* [Exercise] Give the material once more, word for word, without any images.
:::
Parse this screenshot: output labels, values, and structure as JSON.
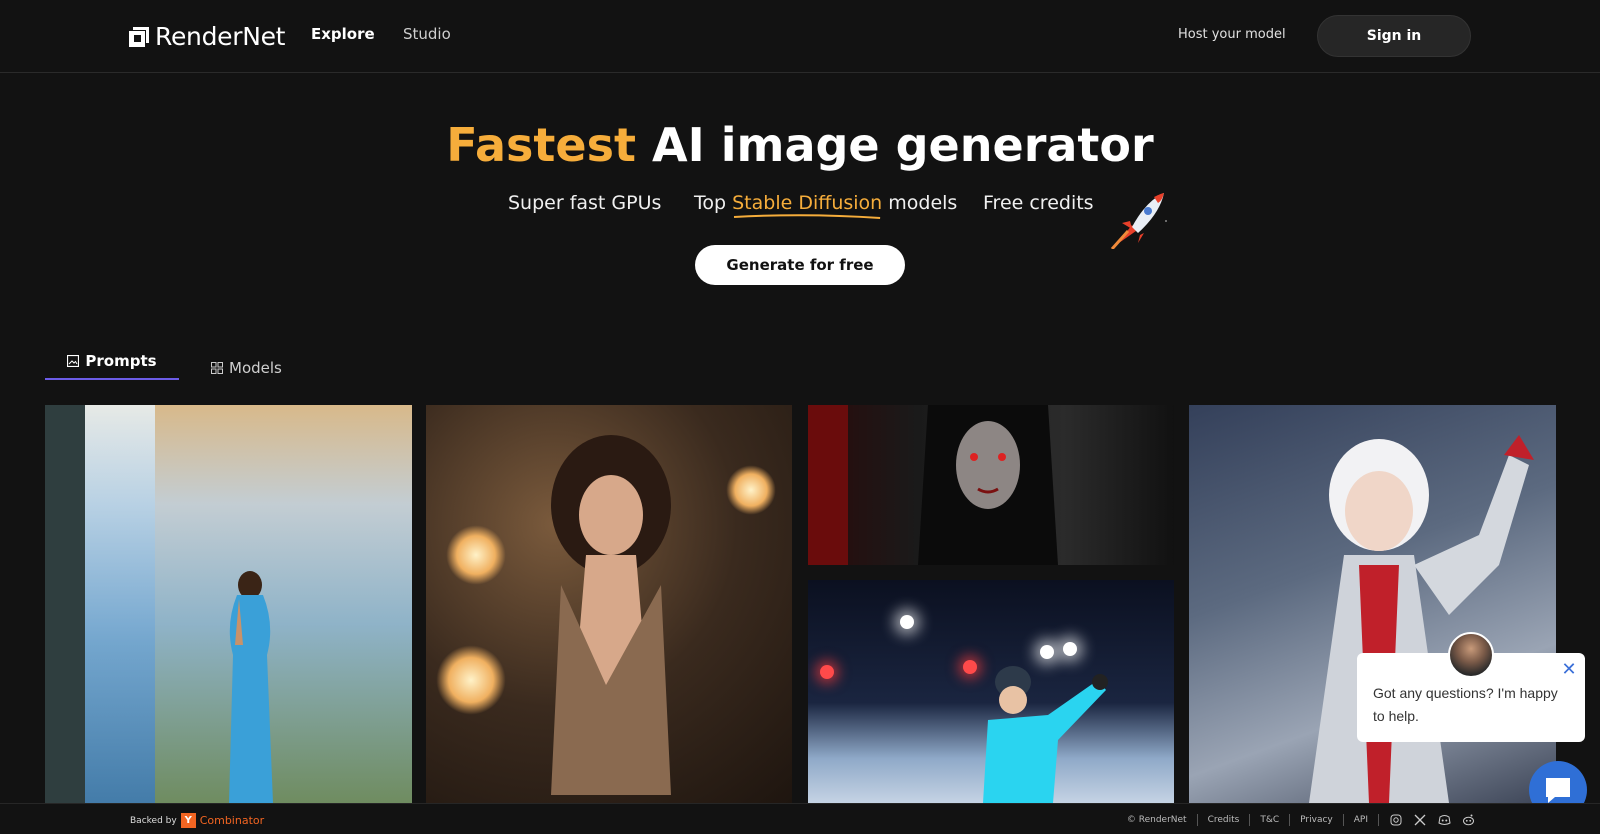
{
  "nav": {
    "logo_text": "RenderNet",
    "links": [
      {
        "label": "Explore",
        "active": true
      },
      {
        "label": "Studio",
        "active": false
      }
    ],
    "host_link": "Host your model",
    "signin": "Sign in"
  },
  "hero": {
    "title_accent": "Fastest",
    "title_rest": "AI image generator",
    "feature_1": "Super fast GPUs",
    "feature_2_prefix": "Top",
    "feature_2_highlight": "Stable Diffusion",
    "feature_2_suffix": "models",
    "feature_3": "Free credits",
    "cta": "Generate for free",
    "accent_color": "#f6ad3b"
  },
  "tabs": [
    {
      "label": "Prompts",
      "icon": "image-icon",
      "active": true
    },
    {
      "label": "Models",
      "icon": "grid-icon",
      "active": false
    }
  ],
  "gallery": [
    {
      "subject": "woman-by-waterfall"
    },
    {
      "subject": "woman-in-restaurant"
    },
    {
      "subject": "vampire-woman"
    },
    {
      "subject": "ice-skater"
    },
    {
      "subject": "silver-robot-girl"
    }
  ],
  "chat": {
    "message": "Got any questions? I'm happy to help.",
    "close_icon": "close-icon"
  },
  "footer": {
    "backed_by": "Backed by",
    "yc_letter": "Y",
    "yc_name": "Combinator",
    "copyright": "© RenderNet",
    "links": [
      "Credits",
      "T&C",
      "Privacy",
      "API"
    ],
    "social": [
      "instagram-icon",
      "x-icon",
      "discord-icon",
      "reddit-icon"
    ]
  }
}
:::
* [Worked answer]
Parse this screenshot: output labels, values, and structure as JSON.
{
  "nav": {
    "logo_text": "RenderNet",
    "links": [
      {
        "label": "Explore",
        "active": true
      },
      {
        "label": "Studio",
        "active": false
      }
    ],
    "host_link": "Host your model",
    "signin": "Sign in"
  },
  "hero": {
    "title_accent": "Fastest",
    "title_rest": "AI image generator",
    "feature_1": "Super fast GPUs",
    "feature_2_prefix": "Top",
    "feature_2_highlight": "Stable Diffusion",
    "feature_2_suffix": "models",
    "feature_3": "Free credits",
    "cta": "Generate for free",
    "accent_color": "#f6ad3b"
  },
  "tabs": [
    {
      "label": "Prompts",
      "icon": "image-icon",
      "active": true
    },
    {
      "label": "Models",
      "icon": "grid-icon",
      "active": false
    }
  ],
  "gallery": [
    {
      "subject": "woman-by-waterfall"
    },
    {
      "subject": "woman-in-restaurant"
    },
    {
      "subject": "vampire-woman"
    },
    {
      "subject": "ice-skater"
    },
    {
      "subject": "silver-robot-girl"
    }
  ],
  "chat": {
    "message": "Got any questions? I'm happy to help.",
    "close_icon": "close-icon"
  },
  "footer": {
    "backed_by": "Backed by",
    "yc_letter": "Y",
    "yc_name": "Combinator",
    "copyright": "© RenderNet",
    "links": [
      "Credits",
      "T&C",
      "Privacy",
      "API"
    ],
    "social": [
      "instagram-icon",
      "x-icon",
      "discord-icon",
      "reddit-icon"
    ]
  }
}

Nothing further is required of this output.